Problem requirements
Please restate the following records word for word.

Records provided
begin
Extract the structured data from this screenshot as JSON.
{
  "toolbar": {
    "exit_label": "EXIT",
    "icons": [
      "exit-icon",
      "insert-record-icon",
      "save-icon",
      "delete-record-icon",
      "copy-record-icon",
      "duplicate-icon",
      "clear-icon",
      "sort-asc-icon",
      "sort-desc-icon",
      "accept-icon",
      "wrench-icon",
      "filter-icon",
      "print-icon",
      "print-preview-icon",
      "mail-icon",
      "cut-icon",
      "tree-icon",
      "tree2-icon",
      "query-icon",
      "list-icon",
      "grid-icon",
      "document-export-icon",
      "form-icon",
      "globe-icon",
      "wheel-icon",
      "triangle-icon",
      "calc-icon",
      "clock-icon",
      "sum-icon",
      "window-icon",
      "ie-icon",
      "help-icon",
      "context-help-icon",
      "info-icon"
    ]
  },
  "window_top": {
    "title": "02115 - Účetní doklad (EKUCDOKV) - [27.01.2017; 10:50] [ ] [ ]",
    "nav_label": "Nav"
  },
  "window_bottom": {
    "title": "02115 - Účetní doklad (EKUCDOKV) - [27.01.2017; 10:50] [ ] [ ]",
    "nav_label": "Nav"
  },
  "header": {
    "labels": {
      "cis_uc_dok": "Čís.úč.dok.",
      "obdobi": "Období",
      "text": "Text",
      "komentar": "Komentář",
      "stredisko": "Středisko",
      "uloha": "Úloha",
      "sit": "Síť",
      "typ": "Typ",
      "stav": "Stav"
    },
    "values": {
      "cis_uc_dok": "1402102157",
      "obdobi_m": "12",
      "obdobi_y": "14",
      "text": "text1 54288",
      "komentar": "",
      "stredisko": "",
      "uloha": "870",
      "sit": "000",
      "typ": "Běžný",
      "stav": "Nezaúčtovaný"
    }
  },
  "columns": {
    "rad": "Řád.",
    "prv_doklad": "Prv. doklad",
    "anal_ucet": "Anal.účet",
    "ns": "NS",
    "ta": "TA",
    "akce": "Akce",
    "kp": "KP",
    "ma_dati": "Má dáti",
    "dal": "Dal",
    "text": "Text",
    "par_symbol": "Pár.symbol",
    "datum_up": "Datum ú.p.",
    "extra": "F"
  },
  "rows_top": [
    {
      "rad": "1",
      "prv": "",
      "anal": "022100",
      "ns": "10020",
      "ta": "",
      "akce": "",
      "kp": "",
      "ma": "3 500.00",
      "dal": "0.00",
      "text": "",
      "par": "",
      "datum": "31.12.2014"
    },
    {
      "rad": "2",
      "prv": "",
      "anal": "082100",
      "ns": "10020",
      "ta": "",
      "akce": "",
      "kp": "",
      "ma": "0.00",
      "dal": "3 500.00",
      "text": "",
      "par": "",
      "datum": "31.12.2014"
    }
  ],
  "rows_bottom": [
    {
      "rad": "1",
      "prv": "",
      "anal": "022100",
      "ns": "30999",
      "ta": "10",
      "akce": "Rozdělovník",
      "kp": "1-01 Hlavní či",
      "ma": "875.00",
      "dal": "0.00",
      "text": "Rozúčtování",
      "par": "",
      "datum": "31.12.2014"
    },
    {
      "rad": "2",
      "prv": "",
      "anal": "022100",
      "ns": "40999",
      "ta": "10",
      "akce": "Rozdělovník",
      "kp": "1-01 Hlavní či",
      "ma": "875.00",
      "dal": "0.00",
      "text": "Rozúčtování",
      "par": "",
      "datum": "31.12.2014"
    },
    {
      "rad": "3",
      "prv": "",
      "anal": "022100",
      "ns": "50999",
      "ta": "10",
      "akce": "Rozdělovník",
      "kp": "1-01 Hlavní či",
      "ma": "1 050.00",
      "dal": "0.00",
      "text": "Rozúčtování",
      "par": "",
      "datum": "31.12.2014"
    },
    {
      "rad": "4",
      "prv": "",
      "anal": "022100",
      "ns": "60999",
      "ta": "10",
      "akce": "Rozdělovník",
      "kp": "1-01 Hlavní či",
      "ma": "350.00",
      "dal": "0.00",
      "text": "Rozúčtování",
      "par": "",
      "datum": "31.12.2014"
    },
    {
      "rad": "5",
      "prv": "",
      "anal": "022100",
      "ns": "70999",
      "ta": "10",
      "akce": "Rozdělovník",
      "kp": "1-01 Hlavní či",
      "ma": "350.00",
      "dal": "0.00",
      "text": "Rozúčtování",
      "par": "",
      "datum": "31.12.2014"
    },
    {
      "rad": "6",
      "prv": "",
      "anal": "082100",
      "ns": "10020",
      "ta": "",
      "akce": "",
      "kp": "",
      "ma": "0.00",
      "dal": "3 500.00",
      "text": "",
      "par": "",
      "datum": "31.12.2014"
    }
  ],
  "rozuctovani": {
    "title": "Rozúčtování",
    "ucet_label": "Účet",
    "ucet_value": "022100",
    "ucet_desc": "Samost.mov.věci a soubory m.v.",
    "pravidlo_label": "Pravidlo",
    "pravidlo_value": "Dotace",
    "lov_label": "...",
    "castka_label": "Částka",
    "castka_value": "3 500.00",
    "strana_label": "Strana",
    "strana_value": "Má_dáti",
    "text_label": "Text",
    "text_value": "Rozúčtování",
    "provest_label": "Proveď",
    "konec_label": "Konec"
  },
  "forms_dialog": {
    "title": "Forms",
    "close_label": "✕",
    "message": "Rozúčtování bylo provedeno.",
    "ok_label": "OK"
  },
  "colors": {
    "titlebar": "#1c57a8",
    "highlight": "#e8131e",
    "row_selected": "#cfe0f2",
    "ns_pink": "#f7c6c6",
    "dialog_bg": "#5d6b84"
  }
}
end
Response to the task
Extract the structured data from this screenshot as JSON.
{
  "toolbar": {
    "exit_label": "EXIT",
    "icons": [
      "exit-icon",
      "insert-record-icon",
      "save-icon",
      "delete-record-icon",
      "copy-record-icon",
      "duplicate-icon",
      "clear-icon",
      "sort-asc-icon",
      "sort-desc-icon",
      "accept-icon",
      "wrench-icon",
      "filter-icon",
      "print-icon",
      "print-preview-icon",
      "mail-icon",
      "cut-icon",
      "tree-icon",
      "tree2-icon",
      "query-icon",
      "list-icon",
      "grid-icon",
      "document-export-icon",
      "form-icon",
      "globe-icon",
      "wheel-icon",
      "triangle-icon",
      "calc-icon",
      "clock-icon",
      "sum-icon",
      "window-icon",
      "ie-icon",
      "help-icon",
      "context-help-icon",
      "info-icon"
    ]
  },
  "window_top": {
    "title": "02115 - Účetní doklad (EKUCDOKV) - [27.01.2017; 10:50] [ ] [ ]",
    "nav_label": "Nav"
  },
  "window_bottom": {
    "title": "02115 - Účetní doklad (EKUCDOKV) - [27.01.2017; 10:50] [ ] [ ]",
    "nav_label": "Nav"
  },
  "header": {
    "labels": {
      "cis_uc_dok": "Čís.úč.dok.",
      "obdobi": "Období",
      "text": "Text",
      "komentar": "Komentář",
      "stredisko": "Středisko",
      "uloha": "Úloha",
      "sit": "Síť",
      "typ": "Typ",
      "stav": "Stav"
    },
    "values": {
      "cis_uc_dok": "1402102157",
      "obdobi_m": "12",
      "obdobi_y": "14",
      "text": "text1 54288",
      "komentar": "",
      "stredisko": "",
      "uloha": "870",
      "sit": "000",
      "typ": "Běžný",
      "stav": "Nezaúčtovaný"
    }
  },
  "columns": {
    "rad": "Řád.",
    "prv_doklad": "Prv. doklad",
    "anal_ucet": "Anal.účet",
    "ns": "NS",
    "ta": "TA",
    "akce": "Akce",
    "kp": "KP",
    "ma_dati": "Má dáti",
    "dal": "Dal",
    "text": "Text",
    "par_symbol": "Pár.symbol",
    "datum_up": "Datum ú.p.",
    "extra": "F"
  },
  "rows_top": [
    {
      "rad": "1",
      "prv": "",
      "anal": "022100",
      "ns": "10020",
      "ta": "",
      "akce": "",
      "kp": "",
      "ma": "3 500.00",
      "dal": "0.00",
      "text": "",
      "par": "",
      "datum": "31.12.2014"
    },
    {
      "rad": "2",
      "prv": "",
      "anal": "082100",
      "ns": "10020",
      "ta": "",
      "akce": "",
      "kp": "",
      "ma": "0.00",
      "dal": "3 500.00",
      "text": "",
      "par": "",
      "datum": "31.12.2014"
    }
  ],
  "rows_bottom": [
    {
      "rad": "1",
      "prv": "",
      "anal": "022100",
      "ns": "30999",
      "ta": "10",
      "akce": "Rozdělovník",
      "kp": "1-01 Hlavní či",
      "ma": "875.00",
      "dal": "0.00",
      "text": "Rozúčtování",
      "par": "",
      "datum": "31.12.2014"
    },
    {
      "rad": "2",
      "prv": "",
      "anal": "022100",
      "ns": "40999",
      "ta": "10",
      "akce": "Rozdělovník",
      "kp": "1-01 Hlavní či",
      "ma": "875.00",
      "dal": "0.00",
      "text": "Rozúčtování",
      "par": "",
      "datum": "31.12.2014"
    },
    {
      "rad": "3",
      "prv": "",
      "anal": "022100",
      "ns": "50999",
      "ta": "10",
      "akce": "Rozdělovník",
      "kp": "1-01 Hlavní či",
      "ma": "1 050.00",
      "dal": "0.00",
      "text": "Rozúčtování",
      "par": "",
      "datum": "31.12.2014"
    },
    {
      "rad": "4",
      "prv": "",
      "anal": "022100",
      "ns": "60999",
      "ta": "10",
      "akce": "Rozdělovník",
      "kp": "1-01 Hlavní či",
      "ma": "350.00",
      "dal": "0.00",
      "text": "Rozúčtování",
      "par": "",
      "datum": "31.12.2014"
    },
    {
      "rad": "5",
      "prv": "",
      "anal": "022100",
      "ns": "70999",
      "ta": "10",
      "akce": "Rozdělovník",
      "kp": "1-01 Hlavní či",
      "ma": "350.00",
      "dal": "0.00",
      "text": "Rozúčtování",
      "par": "",
      "datum": "31.12.2014"
    },
    {
      "rad": "6",
      "prv": "",
      "anal": "082100",
      "ns": "10020",
      "ta": "",
      "akce": "",
      "kp": "",
      "ma": "0.00",
      "dal": "3 500.00",
      "text": "",
      "par": "",
      "datum": "31.12.2014"
    }
  ],
  "rozuctovani": {
    "title": "Rozúčtování",
    "ucet_label": "Účet",
    "ucet_value": "022100",
    "ucet_desc": "Samost.mov.věci a soubory m.v.",
    "pravidlo_label": "Pravidlo",
    "pravidlo_value": "Dotace",
    "lov_label": "...",
    "castka_label": "Částka",
    "castka_value": "3 500.00",
    "strana_label": "Strana",
    "strana_value": "Má_dáti",
    "text_label": "Text",
    "text_value": "Rozúčtování",
    "provest_label": "Proveď",
    "konec_label": "Konec"
  },
  "forms_dialog": {
    "title": "Forms",
    "close_label": "✕",
    "message": "Rozúčtování bylo provedeno.",
    "ok_label": "OK"
  },
  "colors": {
    "titlebar": "#1c57a8",
    "highlight": "#e8131e",
    "row_selected": "#cfe0f2",
    "ns_pink": "#f7c6c6",
    "dialog_bg": "#5d6b84"
  }
}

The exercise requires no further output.